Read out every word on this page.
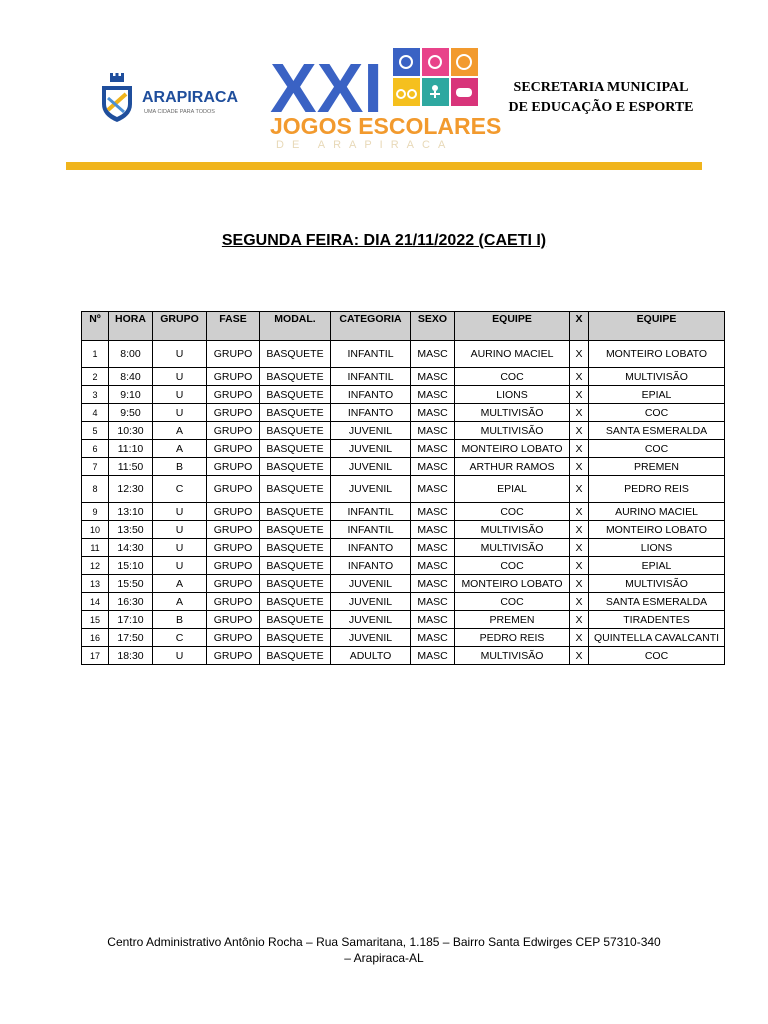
ARAPIRACA
UMA CIDADE PARA TODOS XXI
JOGOS ESCOLARES
DE ARAPIRACA
SECRETARIA MUNICIPAL
DE EDUCAÇÃO E ESPORTE
SEGUNDA FEIRA: DIA 21/11/2022 (CAETI I)
Nº	HORA	GRUPO	FASE	MODAL.	CATEGORIA	SEXO	EQUIPE	X	EQUIPE
1	8:00	U	GRUPO	BASQUETE	INFANTIL	MASC	AURINO MACIEL	X	MONTEIRO LOBATO
2	8:40	U	GRUPO	BASQUETE	INFANTIL	MASC	COC	X	MULTIVISÃO
3	9:10	U	GRUPO	BASQUETE	INFANTO	MASC	LIONS	X	EPIAL
4	9:50	U	GRUPO	BASQUETE	INFANTO	MASC	MULTIVISÃO	X	COC
5	10:30	A	GRUPO	BASQUETE	JUVENIL	MASC	MULTIVISÃO	X	SANTA ESMERALDA
6	11:10	A	GRUPO	BASQUETE	JUVENIL	MASC	MONTEIRO LOBATO	X	COC
7	11:50	B	GRUPO	BASQUETE	JUVENIL	MASC	ARTHUR RAMOS	X	PREMEN
8	12:30	C	GRUPO	BASQUETE	JUVENIL	MASC	EPIAL	X	PEDRO REIS
9	13:10	U	GRUPO	BASQUETE	INFANTIL	MASC	COC	X	AURINO MACIEL
10	13:50	U	GRUPO	BASQUETE	INFANTIL	MASC	MULTIVISÃO	X	MONTEIRO LOBATO
11	14:30	U	GRUPO	BASQUETE	INFANTO	MASC	MULTIVISÃO	X	LIONS
12	15:10	U	GRUPO	BASQUETE	INFANTO	MASC	COC	X	EPIAL
13	15:50	A	GRUPO	BASQUETE	JUVENIL	MASC	MONTEIRO LOBATO	X	MULTIVISÃO
14	16:30	A	GRUPO	BASQUETE	JUVENIL	MASC	COC	X	SANTA ESMERALDA
15	17:10	B	GRUPO	BASQUETE	JUVENIL	MASC	PREMEN	X	TIRADENTES
16	17:50	C	GRUPO	BASQUETE	JUVENIL	MASC	PEDRO REIS	X	QUINTELLA CAVALCANTI
17	18:30	U	GRUPO	BASQUETE	ADULTO	MASC	MULTIVISÃO	X	COC
Centro Administrativo Antônio Rocha – Rua Samaritana, 1.185 – Bairro Santa Edwirges CEP 57310-340
– Arapiraca-AL
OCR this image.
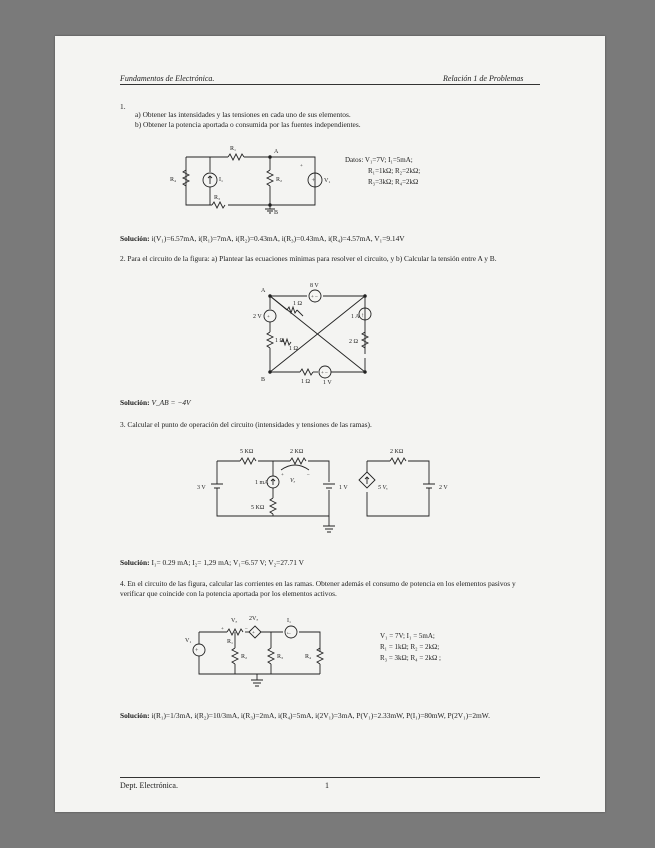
Fundamentos de Electrónica.	Relación 1 de Problemas
1.
a) Obtener las intensidades y las tensiones en cada uno de sus elementos.
b) Obtener la potencia aportada o consumida por las fuentes independientes.
+
+
R₁	A
B
R₄	I₁
R₃
R₂	V₁
Datos: V₁=7V; I₁=5mA;
R₁=1kΩ; R₂=2kΩ;
R₃=3kΩ; R₄=2kΩ
Solución: i(V₁)=6.57mA, i(R₁)=7mA, i(R₂)=0.43mA, i(R₃)=0.43mA, i(R₄)=4.57mA, V₁=9.14V
2. Para el circuito de la figura: a) Plantear las ecuaciones mínimas para resolver el circuito, y b) Calcular la tensión entre A y B.
+ –
+
+ –
↑
A
B
8 V
2 V	1 A
1 Ω
2 Ω
1 Ω
1 Ω
1 Ω 1 V
Solución: V_AB = −4V
3. Calcular el punto de operación del circuito (intensidades y tensiones de las ramas).
+	–
5 KΩ	2 KΩ	2 KΩ
1 mA	Vₓ
5 KΩ
3 V	1 V	2 V
5 Vₓ
Solución: I₁= 0.29 mA; I₂= 1,29 mA; V₁=6.57 V; V₂=27.71 V
4. En el circuito de las figura, calcular las corrientes en las ramas. Obtener además el consumo de potencia en los elementos pasivos y verificar que coincide con la potencia aportada por los elementos activos.
+	←
+
+	–
Vₓ 2Vₓ	I₁
V₁	R₁
R₂	R₃	R₄
V₁ = 7V; I₁ = 5mA;
R₁ = 1kΩ; R₂ = 2kΩ;
R₃ = 3kΩ; R₄ = 2kΩ ;
Solución: i(R₁)=1/3mA, i(R₂)=10/3mA, i(R₃)=2mA, i(R₄)=5mA, i(2V₁)=3mA, P(V₁)=2.33mW, P(I₁)=80mW, P(2V₁)=2mW.
Dept. Electrónica.	1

┄┄┄┄┄┄┄┄┄┄

# WRITTEN REQUEST
Extract the entries in full, exactly as they are, minus the pictures.

# REPLY
Read out every word on this page.
ARAPIRACA
UMA CIDADE PARA TODOS XXI
JOGOS ESCOLARES
DE ARAPIRACA
SECRETARIA MUNICIPAL
DE EDUCAÇÃO E ESPORTE
SEGUNDA FEIRA: DIA 21/11/2022 (CAETI I)
Nº	HORA	GRUPO	FASE	MODAL.	CATEGORIA	SEXO	EQUIPE	X	EQUIPE
1	8:00	U	GRUPO	BASQUETE	INFANTIL	MASC	AURINO MACIEL	X	MONTEIRO LOBATO
2	8:40	U	GRUPO	BASQUETE	INFANTIL	MASC	COC	X	MULTIVISÃO
3	9:10	U	GRUPO	BASQUETE	INFANTO	MASC	LIONS	X	EPIAL
4	9:50	U	GRUPO	BASQUETE	INFANTO	MASC	MULTIVISÃO	X	COC
5	10:30	A	GRUPO	BASQUETE	JUVENIL	MASC	MULTIVISÃO	X	SANTA ESMERALDA
6	11:10	A	GRUPO	BASQUETE	JUVENIL	MASC	MONTEIRO LOBATO	X	COC
7	11:50	B	GRUPO	BASQUETE	JUVENIL	MASC	ARTHUR RAMOS	X	PREMEN
8	12:30	C	GRUPO	BASQUETE	JUVENIL	MASC	EPIAL	X	PEDRO REIS
9	13:10	U	GRUPO	BASQUETE	INFANTIL	MASC	COC	X	AURINO MACIEL
10	13:50	U	GRUPO	BASQUETE	INFANTIL	MASC	MULTIVISÃO	X	MONTEIRO LOBATO
11	14:30	U	GRUPO	BASQUETE	INFANTO	MASC	MULTIVISÃO	X	LIONS
12	15:10	U	GRUPO	BASQUETE	INFANTO	MASC	COC	X	EPIAL
13	15:50	A	GRUPO	BASQUETE	JUVENIL	MASC	MONTEIRO LOBATO	X	MULTIVISÃO
14	16:30	A	GRUPO	BASQUETE	JUVENIL	MASC	COC	X	SANTA ESMERALDA
15	17:10	B	GRUPO	BASQUETE	JUVENIL	MASC	PREMEN	X	TIRADENTES
16	17:50	C	GRUPO	BASQUETE	JUVENIL	MASC	PEDRO REIS	X	QUINTELLA CAVALCANTI
17	18:30	U	GRUPO	BASQUETE	ADULTO	MASC	MULTIVISÃO	X	COC
Centro Administrativo Antônio Rocha – Rua Samaritana, 1.185 – Bairro Santa Edwirges CEP 57310-340
– Arapiraca-AL
OCR this image.
Fundamentos de Electrónica.	Relación 1 de Problemas
1.
a) Obtener las intensidades y las tensiones en cada uno de sus elementos.
b) Obtener la potencia aportada o consumida por las fuentes independientes.
+
+
R₁	A
B
R₄	I₁
R₃
R₂	V₁
Datos: V₁=7V; I₁=5mA;
R₁=1kΩ; R₂=2kΩ;
R₃=3kΩ; R₄=2kΩ
Solución: i(V₁)=6.57mA, i(R₁)=7mA, i(R₂)=0.43mA, i(R₃)=0.43mA, i(R₄)=4.57mA, V₁=9.14V
2. Para el circuito de la figura: a) Plantear las ecuaciones mínimas para resolver el circuito, y b) Calcular la tensión entre A y B.
+ –
+
+ –
↑
A
B
8 V
2 V	1 A
1 Ω
2 Ω
1 Ω
1 Ω
1 Ω 1 V
Solución: V_AB = −4V
3. Calcular el punto de operación del circuito (intensidades y tensiones de las ramas).
+	–
5 KΩ	2 KΩ	2 KΩ
1 mA	Vₓ
5 KΩ
3 V	1 V	2 V
5 Vₓ
Solución: I₁= 0.29 mA; I₂= 1,29 mA; V₁=6.57 V; V₂=27.71 V
4. En el circuito de las figura, calcular las corrientes en las ramas. Obtener además el consumo de potencia en los elementos pasivos y verificar que coincide con la potencia aportada por los elementos activos.
+	←
+
+	–
Vₓ 2Vₓ	I₁
V₁	R₁
R₂	R₃	R₄
V₁ = 7V; I₁ = 5mA;
R₁ = 1kΩ; R₂ = 2kΩ;
R₃ = 3kΩ; R₄ = 2kΩ ;
Solución: i(R₁)=1/3mA, i(R₂)=10/3mA, i(R₃)=2mA, i(R₄)=5mA, i(2V₁)=3mA, P(V₁)=2.33mW, P(I₁)=80mW, P(2V₁)=2mW.
Dept. Electrónica.	1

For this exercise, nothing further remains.